begin Data excerpts

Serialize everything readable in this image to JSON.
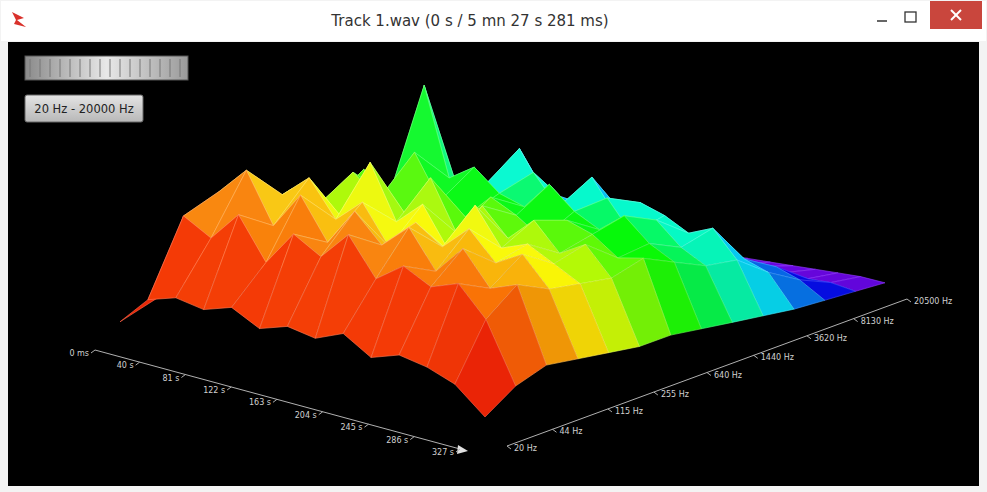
{
  "chart_data": {
    "type": "surface3d",
    "title": "Track 1.wav (0 s / 5 mn 27 s 281 ms)",
    "annotations": [
      "20 Hz - 20000 Hz"
    ],
    "log": "y",
    "x": [
      0,
      25,
      50,
      75,
      100,
      125,
      150,
      175,
      200,
      225,
      250,
      275,
      300,
      327
    ],
    "y": [
      20,
      34,
      58,
      100,
      170,
      290,
      500,
      850,
      1450,
      2480,
      4230,
      7220,
      12300,
      20500
    ],
    "values": [
      [
        5,
        12,
        18,
        20,
        16,
        14,
        12,
        10,
        8,
        6,
        4,
        3,
        2,
        1
      ],
      [
        18,
        52,
        60,
        48,
        55,
        44,
        58,
        40,
        36,
        30,
        22,
        12,
        5,
        2
      ],
      [
        22,
        45,
        72,
        58,
        50,
        62,
        48,
        96,
        42,
        38,
        26,
        14,
        6,
        2
      ],
      [
        20,
        58,
        50,
        68,
        46,
        52,
        70,
        55,
        48,
        62,
        30,
        16,
        6,
        2
      ],
      [
        24,
        40,
        66,
        52,
        74,
        48,
        50,
        62,
        40,
        44,
        35,
        18,
        7,
        2
      ],
      [
        18,
        55,
        48,
        62,
        50,
        66,
        45,
        52,
        58,
        40,
        28,
        22,
        6,
        2
      ],
      [
        22,
        48,
        64,
        45,
        60,
        44,
        56,
        48,
        44,
        54,
        32,
        15,
        5,
        2
      ],
      [
        20,
        60,
        52,
        58,
        42,
        58,
        50,
        60,
        40,
        38,
        26,
        20,
        6,
        2
      ],
      [
        25,
        44,
        62,
        50,
        64,
        46,
        42,
        50,
        52,
        46,
        30,
        14,
        5,
        2
      ],
      [
        18,
        52,
        46,
        60,
        48,
        56,
        52,
        44,
        38,
        42,
        24,
        16,
        6,
        2
      ],
      [
        22,
        46,
        58,
        48,
        52,
        44,
        48,
        52,
        46,
        36,
        28,
        12,
        5,
        2
      ],
      [
        20,
        50,
        44,
        54,
        46,
        50,
        40,
        42,
        36,
        40,
        22,
        14,
        4,
        2
      ],
      [
        16,
        38,
        48,
        42,
        40,
        38,
        42,
        36,
        30,
        28,
        18,
        10,
        4,
        2
      ],
      [
        6,
        14,
        18,
        16,
        14,
        12,
        12,
        10,
        8,
        6,
        4,
        3,
        2,
        1
      ]
    ],
    "xlim": [
      0,
      327
    ],
    "xticks": [
      {
        "value": 0,
        "label": "0 ms"
      },
      {
        "value": 40,
        "label": "40 s"
      },
      {
        "value": 81,
        "label": "81 s"
      },
      {
        "value": 122,
        "label": "122 s"
      },
      {
        "value": 163,
        "label": "163 s"
      },
      {
        "value": 204,
        "label": "204 s"
      },
      {
        "value": 245,
        "label": "245 s"
      },
      {
        "value": 286,
        "label": "286 s"
      },
      {
        "value": 327,
        "label": "327 s"
      }
    ],
    "ylim": [
      20,
      20500
    ],
    "yticks": [
      {
        "value": 20,
        "label": "20 Hz"
      },
      {
        "value": 44,
        "label": "44 Hz"
      },
      {
        "value": 115,
        "label": "115 Hz"
      },
      {
        "value": 255,
        "label": "255 Hz"
      },
      {
        "value": 640,
        "label": "640 Hz"
      },
      {
        "value": 1440,
        "label": "1440 Hz"
      },
      {
        "value": 3620,
        "label": "3620 Hz"
      },
      {
        "value": 8130,
        "label": "8130 Hz"
      },
      {
        "value": 20500,
        "label": "20500 Hz"
      }
    ],
    "zlim": [
      0,
      100
    ]
  }
}
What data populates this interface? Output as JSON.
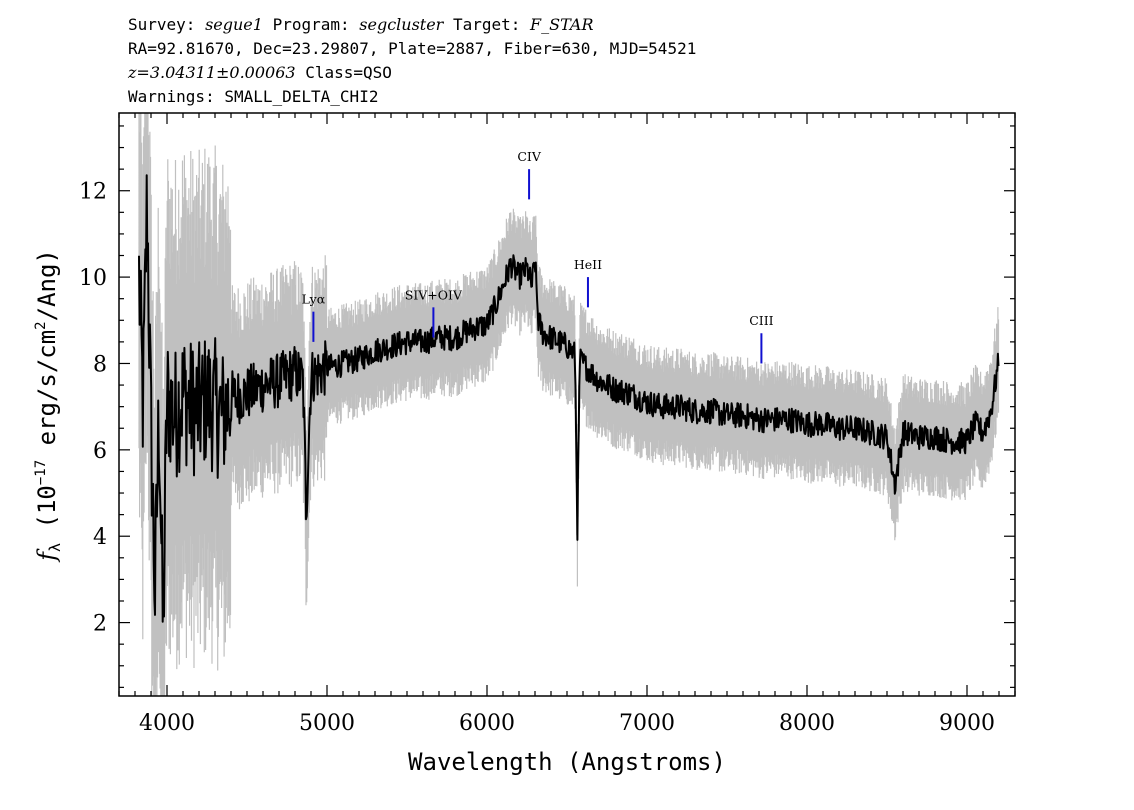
{
  "header": {
    "line1": {
      "survey_label": "Survey: ",
      "survey": "segue1",
      "program_label": " Program: ",
      "program": "segcluster",
      "target_label": " Target: ",
      "target": "F_STAR"
    },
    "line2": "RA=92.81670, Dec=23.29807, Plate=2887, Fiber=630, MJD=54521",
    "line3": {
      "z": "z=3.04311±0.00063",
      "class": " Class=QSO"
    },
    "line4": "Warnings: SMALL_DELTA_CHI2"
  },
  "chart_data": {
    "type": "line",
    "xlabel": "Wavelength (Angstroms)",
    "ylabel": {
      "symbol": "f",
      "sub": "λ",
      "text_open": " (10",
      "sup1": "−17",
      "text_mid": " erg/s/cm",
      "sup2": "2",
      "text_close": "/Ang)"
    },
    "xlim": [
      3700,
      9300
    ],
    "ylim": [
      0.3,
      13.8
    ],
    "xticks": [
      4000,
      5000,
      6000,
      7000,
      8000,
      9000
    ],
    "yticks": [
      2,
      4,
      6,
      8,
      10,
      12
    ],
    "colors": {
      "flux": "#000000",
      "noise": "#c0c0c0",
      "line_marker": "#1010d0"
    },
    "lines": [
      {
        "name": "Lyα",
        "wavelength": 4915,
        "y_top": 9.2,
        "y_bottom": 8.5
      },
      {
        "name": "SIV+OIV",
        "wavelength": 5665,
        "y_top": 9.3,
        "y_bottom": 8.6
      },
      {
        "name": "CIV",
        "wavelength": 6263,
        "y_top": 12.5,
        "y_bottom": 11.8
      },
      {
        "name": "HeII",
        "wavelength": 6631,
        "y_top": 10.0,
        "y_bottom": 9.3
      },
      {
        "name": "CIII",
        "wavelength": 7715,
        "y_top": 8.7,
        "y_bottom": 8.0
      }
    ],
    "series": [
      {
        "name": "flux",
        "x": [
          3825,
          3850,
          3875,
          3900,
          3925,
          3950,
          3975,
          4000,
          4050,
          4100,
          4150,
          4200,
          4250,
          4300,
          4350,
          4400,
          4500,
          4600,
          4700,
          4800,
          4850,
          4870,
          4900,
          4950,
          5000,
          5100,
          5200,
          5300,
          5400,
          5500,
          5600,
          5700,
          5800,
          5900,
          6000,
          6050,
          6100,
          6150,
          6200,
          6250,
          6280,
          6300,
          6320,
          6350,
          6400,
          6450,
          6500,
          6550,
          6565,
          6580,
          6600,
          6650,
          6700,
          6800,
          6900,
          7000,
          7100,
          7200,
          7300,
          7400,
          7500,
          7600,
          7700,
          7800,
          7900,
          8000,
          8100,
          8200,
          8300,
          8400,
          8500,
          8550,
          8600,
          8700,
          8800,
          8900,
          9000,
          9050,
          9100,
          9150,
          9200
        ],
        "y": [
          10.0,
          7.0,
          11.8,
          6.5,
          2.6,
          7.0,
          1.7,
          7.2,
          6.8,
          7.3,
          7.0,
          6.9,
          7.2,
          7.0,
          6.8,
          7.2,
          7.3,
          7.5,
          7.6,
          7.8,
          7.6,
          4.6,
          7.7,
          7.8,
          7.9,
          8.0,
          8.1,
          8.3,
          8.4,
          8.5,
          8.5,
          8.6,
          8.6,
          8.8,
          8.9,
          9.3,
          9.8,
          10.3,
          10.0,
          10.2,
          9.8,
          10.4,
          9.0,
          8.7,
          8.6,
          8.5,
          8.4,
          8.2,
          4.2,
          8.1,
          8.0,
          7.8,
          7.6,
          7.4,
          7.3,
          7.1,
          7.0,
          7.0,
          6.9,
          6.9,
          6.8,
          6.8,
          6.7,
          6.7,
          6.7,
          6.6,
          6.6,
          6.5,
          6.5,
          6.4,
          6.3,
          5.2,
          6.4,
          6.3,
          6.3,
          6.2,
          6.2,
          6.6,
          6.4,
          6.9,
          8.1
        ]
      }
    ]
  }
}
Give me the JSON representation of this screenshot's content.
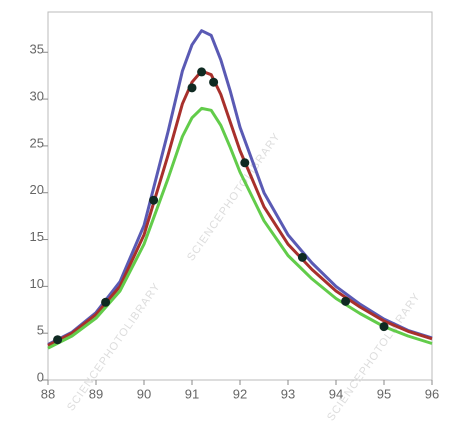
{
  "chart_data": {
    "type": "line",
    "watermark": "SCIENCEPHOTOLIBRARY",
    "x": [
      88,
      88.5,
      89,
      89.5,
      90,
      90.5,
      90.8,
      91,
      91.2,
      91.4,
      91.6,
      91.8,
      92,
      92.5,
      93,
      93.5,
      94,
      94.5,
      95,
      95.5,
      96
    ],
    "series": [
      {
        "color": "#5a5ab4",
        "values": [
          3.8,
          5.1,
          7.2,
          10.5,
          16.5,
          26.5,
          33,
          35.8,
          37.3,
          36.8,
          34.2,
          30.8,
          27,
          20,
          15.5,
          12.5,
          10,
          8.1,
          6.5,
          5.3,
          4.5
        ]
      },
      {
        "color": "#a8302c",
        "values": [
          3.7,
          5.0,
          7.0,
          10.0,
          15.5,
          24,
          29.5,
          31.8,
          33.0,
          32.6,
          30.5,
          27.5,
          24.5,
          18.5,
          14.5,
          11.8,
          9.5,
          7.8,
          6.3,
          5.2,
          4.4
        ]
      },
      {
        "color": "#62cc4a",
        "values": [
          3.4,
          4.7,
          6.6,
          9.5,
          14.5,
          21.5,
          26,
          28,
          29,
          28.8,
          27.2,
          24.8,
          22.2,
          17,
          13.3,
          10.8,
          8.7,
          7.1,
          5.7,
          4.7,
          3.9
        ]
      }
    ],
    "points": {
      "color": "#0f2a22",
      "x": [
        88.2,
        89.2,
        90.2,
        91.0,
        91.2,
        91.45,
        92.1,
        93.3,
        94.2,
        95.0
      ],
      "y": [
        4.3,
        8.3,
        19.2,
        31.2,
        32.9,
        31.8,
        23.2,
        13.1,
        8.4,
        5.7
      ]
    },
    "xlim": [
      88,
      96
    ],
    "xticks": [
      88,
      89,
      90,
      91,
      92,
      93,
      94,
      95,
      96
    ],
    "ylim": [
      0,
      39.3
    ],
    "yticks": [
      0,
      5,
      10,
      15,
      20,
      25,
      30,
      35
    ]
  }
}
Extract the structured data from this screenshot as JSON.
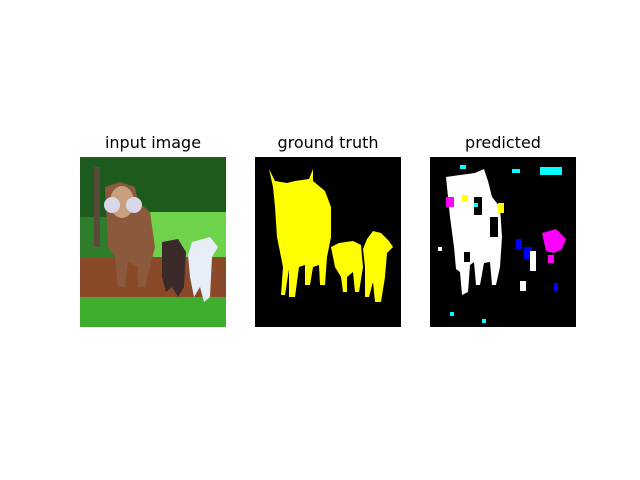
{
  "figure": {
    "panels": [
      {
        "title": "input image",
        "content": "photo of a zebu cow and two calves standing on grass under trees"
      },
      {
        "title": "ground truth",
        "content": "segmentation mask"
      },
      {
        "title": "predicted",
        "content": "segmentation mask"
      }
    ]
  },
  "colors": {
    "background": "#000000",
    "mask_cow": "#ffff00",
    "pred_cow": "#ffffff",
    "pred_magenta": "#ff00ff",
    "pred_blue": "#0000ff",
    "pred_cyan": "#00ffff",
    "grass": "#3fae2f",
    "sky_trees": "#2f7d2a"
  }
}
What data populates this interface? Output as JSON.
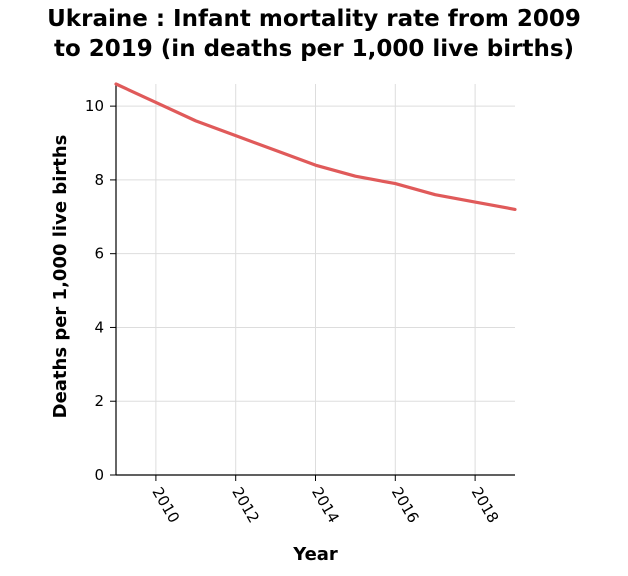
{
  "chart_data": {
    "type": "line",
    "title_line1": "Ukraine : Infant mortality rate from 2009",
    "title_line2": "to 2019 (in deaths per 1,000 live births)",
    "xlabel": "Year",
    "ylabel": "Deaths per 1,000 live births",
    "xlim": [
      2009,
      2019
    ],
    "ylim": [
      0,
      10.6
    ],
    "x_ticks": [
      2010,
      2012,
      2014,
      2016,
      2018
    ],
    "y_ticks": [
      0,
      2,
      4,
      6,
      8,
      10
    ],
    "grid": true,
    "line_color": "#e05a5a",
    "series": [
      {
        "x": [
          2009,
          2010,
          2011,
          2012,
          2013,
          2014,
          2015,
          2016,
          2017,
          2018,
          2019
        ],
        "values": [
          10.6,
          10.1,
          9.6,
          9.2,
          8.8,
          8.4,
          8.1,
          7.9,
          7.6,
          7.4,
          7.2
        ]
      }
    ]
  }
}
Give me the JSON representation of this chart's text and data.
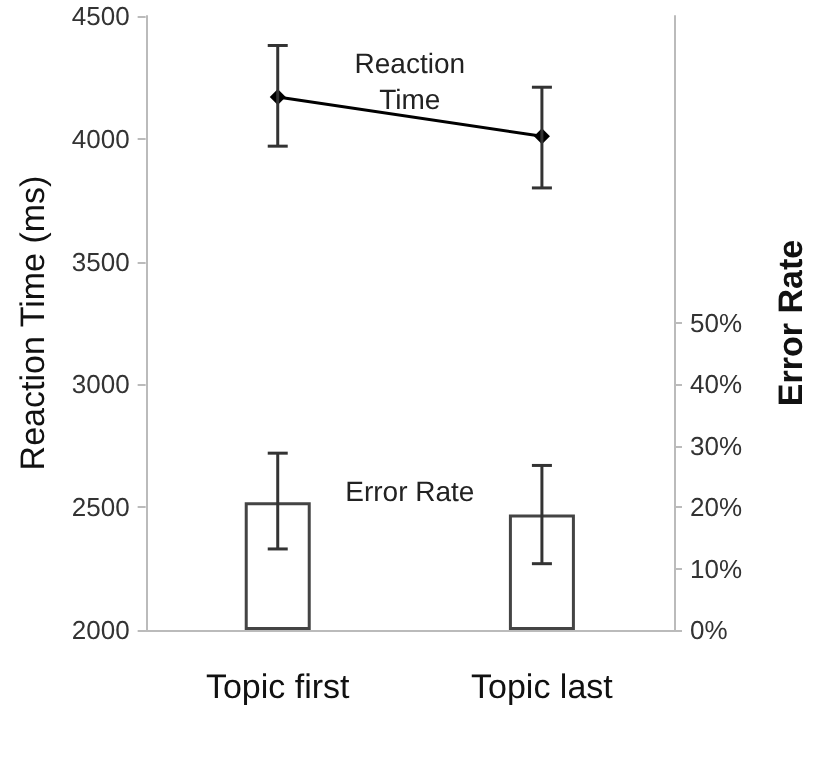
{
  "chart_data": {
    "type": "bar",
    "categories": [
      "Topic first",
      "Topic last"
    ],
    "ylabel": "Reaction Time (ms)",
    "y2label": "Error Rate",
    "ylim": [
      2000,
      4500
    ],
    "yticks": [
      2000,
      2500,
      3000,
      3500,
      4000,
      4500
    ],
    "y2lim": [
      0,
      100
    ],
    "y2ticks": [
      {
        "value": 0,
        "label": "0%"
      },
      {
        "value": 10,
        "label": "10%"
      },
      {
        "value": 20,
        "label": "20%"
      },
      {
        "value": 30,
        "label": "30%"
      },
      {
        "value": 40,
        "label": "40%"
      },
      {
        "value": 50,
        "label": "50%"
      }
    ],
    "series": [
      {
        "name": "Reaction Time",
        "type": "line",
        "color": "#000000",
        "marker": "diamond",
        "values": [
          4170,
          4010
        ],
        "errors": [
          [
            3970,
            4380
          ],
          [
            3800,
            4210
          ]
        ]
      },
      {
        "name": "Error Rate",
        "axis": "y2",
        "color": "#ffffff",
        "values": [
          20.8,
          18.8
        ],
        "errors": [
          [
            13.2,
            28.8
          ],
          [
            10.8,
            26.8
          ]
        ]
      }
    ],
    "legend": false,
    "grid": false
  }
}
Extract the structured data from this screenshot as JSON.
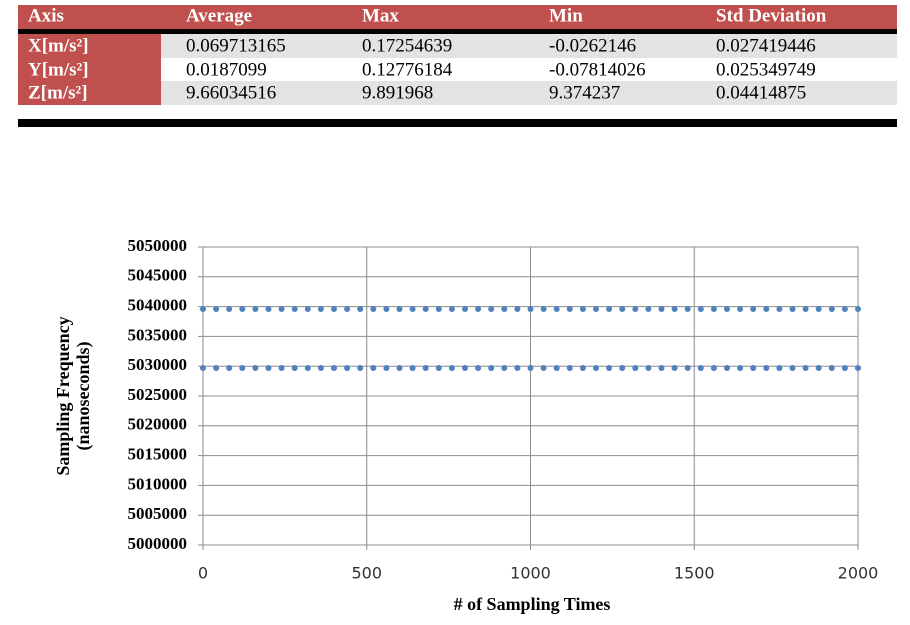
{
  "table": {
    "header": [
      "Axis",
      "Average",
      "Max",
      "Min",
      "Std Deviation"
    ],
    "rows": [
      [
        "X[m/s²]",
        "0.069713165",
        "0.17254639",
        "-0.0262146",
        "0.027419446"
      ],
      [
        "Y[m/s²]",
        "0.0187099",
        "0.12776184",
        "-0.07814026",
        "0.025349749"
      ],
      [
        "Z[m/s²]",
        "9.66034516",
        "9.891968",
        "9.374237",
        "0.04414875"
      ]
    ]
  },
  "chart_data": {
    "type": "scatter",
    "xlabel": "# of Sampling Times",
    "ylabel": [
      "Sampling Frequency",
      "(nanoseconds)"
    ],
    "xlim": [
      0,
      2000
    ],
    "xticks": [
      0,
      500,
      1000,
      1500,
      2000
    ],
    "ylim": [
      5000000,
      5050000
    ],
    "yticks": [
      5000000,
      5005000,
      5010000,
      5015000,
      5020000,
      5025000,
      5030000,
      5035000,
      5040000,
      5045000,
      5050000
    ],
    "grid": true,
    "x": [
      0,
      40,
      80,
      120,
      160,
      200,
      240,
      280,
      320,
      360,
      400,
      440,
      480,
      520,
      560,
      600,
      640,
      680,
      720,
      760,
      800,
      840,
      880,
      920,
      960,
      1000,
      1040,
      1080,
      1120,
      1160,
      1200,
      1240,
      1280,
      1320,
      1360,
      1400,
      1440,
      1480,
      1520,
      1560,
      1600,
      1640,
      1680,
      1720,
      1760,
      1800,
      1840,
      1880,
      1920,
      1960,
      2000
    ],
    "series": [
      {
        "color": "#4f81bd",
        "values": [
          5039600,
          5039600,
          5039600,
          5039600,
          5039600,
          5039600,
          5039600,
          5039600,
          5039600,
          5039600,
          5039600,
          5039600,
          5039600,
          5039600,
          5039600,
          5039600,
          5039600,
          5039600,
          5039600,
          5039600,
          5039600,
          5039600,
          5039600,
          5039600,
          5039600,
          5039600,
          5039600,
          5039600,
          5039600,
          5039600,
          5039600,
          5039600,
          5039600,
          5039600,
          5039600,
          5039600,
          5039600,
          5039600,
          5039600,
          5039600,
          5039600,
          5039600,
          5039600,
          5039600,
          5039600,
          5039600,
          5039600,
          5039600,
          5039600,
          5039600,
          5039600
        ]
      },
      {
        "color": "#4f81bd",
        "values": [
          5029700,
          5029700,
          5029700,
          5029700,
          5029700,
          5029700,
          5029700,
          5029700,
          5029700,
          5029700,
          5029700,
          5029700,
          5029700,
          5029700,
          5029700,
          5029700,
          5029700,
          5029700,
          5029700,
          5029700,
          5029700,
          5029700,
          5029700,
          5029700,
          5029700,
          5029700,
          5029700,
          5029700,
          5029700,
          5029700,
          5029700,
          5029700,
          5029700,
          5029700,
          5029700,
          5029700,
          5029700,
          5029700,
          5029700,
          5029700,
          5029700,
          5029700,
          5029700,
          5029700,
          5029700,
          5029700,
          5029700,
          5029700,
          5029700,
          5029700,
          5029700
        ]
      }
    ]
  }
}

end Data excerpts

## Aim
Select every line of the material above holding the word "image" and copy it.

## Exercise solution
Serialize everything readable in this image to JSON.
        "title": "input image",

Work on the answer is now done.